**WHAT IS ASKED:** Emit the data below verbatim, stripping out any pictures.
- - - - -
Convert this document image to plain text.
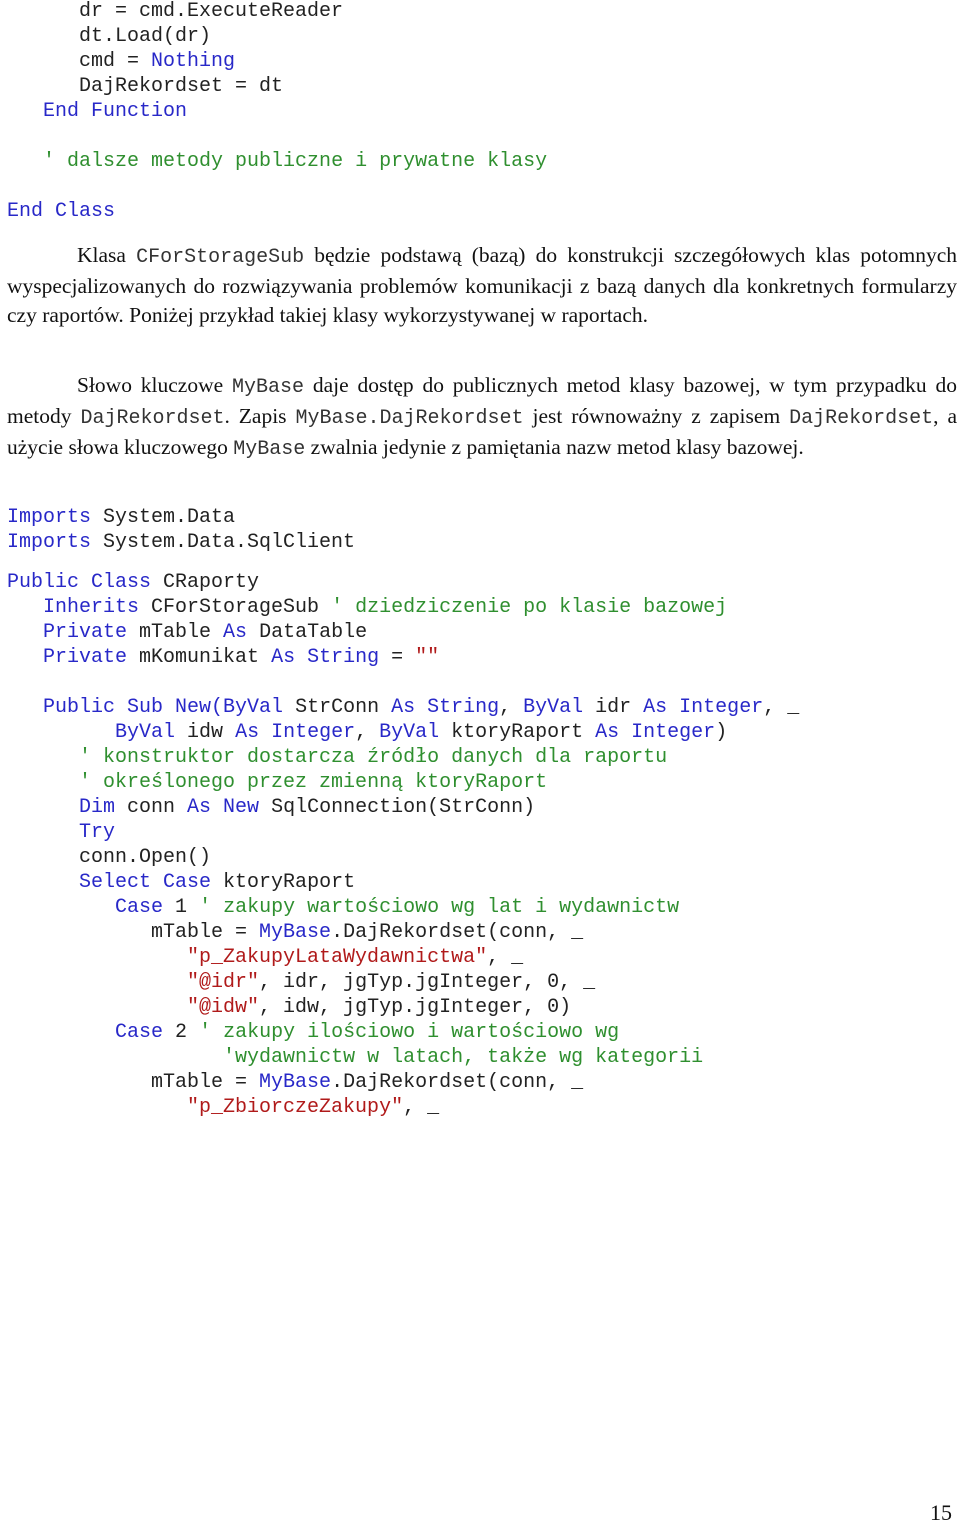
dr = cmd.ExecuteReader
dt.Load(dr)
cmd = Nothing
DajRekordset = dt
End Function
' dalsze metody publiczne i prywatne klasy
End Class
Klasa CForStorageSub będzie podstawą (bazą) do konstrukcji szczegółowych klas potomnych wyspecjalizowanych do rozwiązywania problemów komunikacji z bazą danych dla konkretnych formularzy czy raportów. Poniżej przykład takiej klasy wykorzystywanej w raportach.
Słowo kluczowe MyBase daje dostęp do publicznych metod klasy bazowej, w tym przypadku do metody DajRekordset. Zapis MyBase.DajRekordset jest równoważny z zapisem DajRekordset, a użycie słowa kluczowego MyBase zwalnia jedynie z pamiętania nazw metod klasy bazowej.
Imports System.Data
Imports System.Data.SqlClient
Public Class CRaporty
Inherits CForStorageSub ' dziedziczenie po klasie bazowej
Private mTable As DataTable
Private mKomunikat As String = ""
Public Sub New(ByVal StrConn As String, ByVal idr As Integer, _
ByVal idw As Integer, ByVal ktoryRaport As Integer)
' konstruktor dostarcza źródło danych dla raportu
' określonego przez zmienną ktoryRaport
Dim conn As New SqlConnection(StrConn)
Try
conn.Open()
Select Case ktoryRaport
Case 1 ' zakupy wartościowo wg lat i wydawnictw
mTable = MyBase.DajRekordset(conn, _
"p_ZakupyLataWydawnictwa", _
"@idr", idr, jgTyp.jgInteger, 0, _
"@idw", idw, jgTyp.jgInteger, 0)
Case 2 ' zakupy ilościowo i wartościowo wg
'wydawnictw w latach, także wg kategorii
mTable = MyBase.DajRekordset(conn, _
"p_ZbiorczeZakupy", _
15
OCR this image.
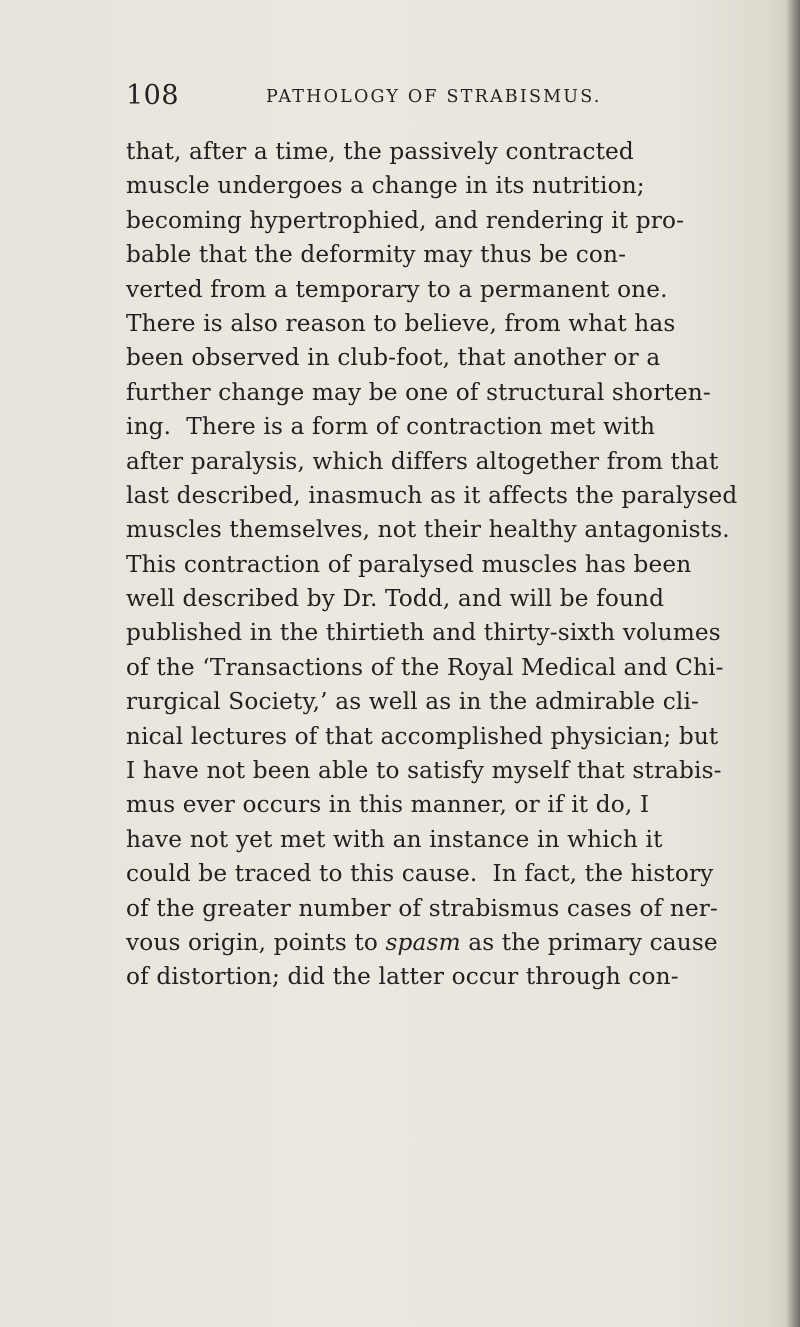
108	PATHOLOGY OF STRABISMUS.
that, after a time, the passively contracted
muscle undergoes a change in its nutrition;
becoming hypertrophied, and rendering it pro-
bable that the deformity may thus be con-
verted from a temporary to a permanent one.
There is also reason to believe, from what has
been observed in club-foot, that another or a
further change may be one of structural shorten-
ing.  There is a form of contraction met with
after paralysis, which differs altogether from that
last described, inasmuch as it affects the paralysed
muscles themselves, not their healthy antagonists.
This contraction of paralysed muscles has been
well described by Dr. Todd, and will be found
published in the thirtieth and thirty-sixth volumes
of the ‘Transactions of the Royal Medical and Chi-
rurgical Society,’ as well as in the admirable cli-
nical lectures of that accomplished physician; but
I have not been able to satisfy myself that strabis-
mus ever occurs in this manner, or if it do, I
have not yet met with an instance in which it
could be traced to this cause.  In fact, the history
of the greater number of strabismus cases of ner-
vous origin, points to spasm as the primary cause
of distortion; did the latter occur through con-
- - - - -
**REPLY:**
Convert this document image to plain text.
dr = cmd.ExecuteReader
dt.Load(dr)
cmd = Nothing
DajRekordset = dt
End Function
' dalsze metody publiczne i prywatne klasy
End Class
Klasa CForStorageSub będzie podstawą (bazą) do konstrukcji szczegółowych klas potomnych wyspecjalizowanych do rozwiązywania problemów komunikacji z bazą danych dla konkretnych formularzy czy raportów. Poniżej przykład takiej klasy wykorzystywanej w raportach.
Słowo kluczowe MyBase daje dostęp do publicznych metod klasy bazowej, w tym przypadku do metody DajRekordset. Zapis MyBase.DajRekordset jest równoważny z zapisem DajRekordset, a użycie słowa kluczowego MyBase zwalnia jedynie z pamiętania nazw metod klasy bazowej.
Imports System.Data
Imports System.Data.SqlClient
Public Class CRaporty
Inherits CForStorageSub ' dziedziczenie po klasie bazowej
Private mTable As DataTable
Private mKomunikat As String = ""
Public Sub New(ByVal StrConn As String, ByVal idr As Integer, _
ByVal idw As Integer, ByVal ktoryRaport As Integer)
' konstruktor dostarcza źródło danych dla raportu
' określonego przez zmienną ktoryRaport
Dim conn As New SqlConnection(StrConn)
Try
conn.Open()
Select Case ktoryRaport
Case 1 ' zakupy wartościowo wg lat i wydawnictw
mTable = MyBase.DajRekordset(conn, _
"p_ZakupyLataWydawnictwa", _
"@idr", idr, jgTyp.jgInteger, 0, _
"@idw", idw, jgTyp.jgInteger, 0)
Case 2 ' zakupy ilościowo i wartościowo wg
'wydawnictw w latach, także wg kategorii
mTable = MyBase.DajRekordset(conn, _
"p_ZbiorczeZakupy", _
15
OCR this image.
108	PATHOLOGY OF STRABISMUS.
that, after a time, the passively contracted
muscle undergoes a change in its nutrition;
becoming hypertrophied, and rendering it pro-
bable that the deformity may thus be con-
verted from a temporary to a permanent one.
There is also reason to believe, from what has
been observed in club-foot, that another or a
further change may be one of structural shorten-
ing.  There is a form of contraction met with
after paralysis, which differs altogether from that
last described, inasmuch as it affects the paralysed
muscles themselves, not their healthy antagonists.
This contraction of paralysed muscles has been
well described by Dr. Todd, and will be found
published in the thirtieth and thirty-sixth volumes
of the ‘Transactions of the Royal Medical and Chi-
rurgical Society,’ as well as in the admirable cli-
nical lectures of that accomplished physician; but
I have not been able to satisfy myself that strabis-
mus ever occurs in this manner, or if it do, I
have not yet met with an instance in which it
could be traced to this cause.  In fact, the history
of the greater number of strabismus cases of ner-
vous origin, points to spasm as the primary cause
of distortion; did the latter occur through con-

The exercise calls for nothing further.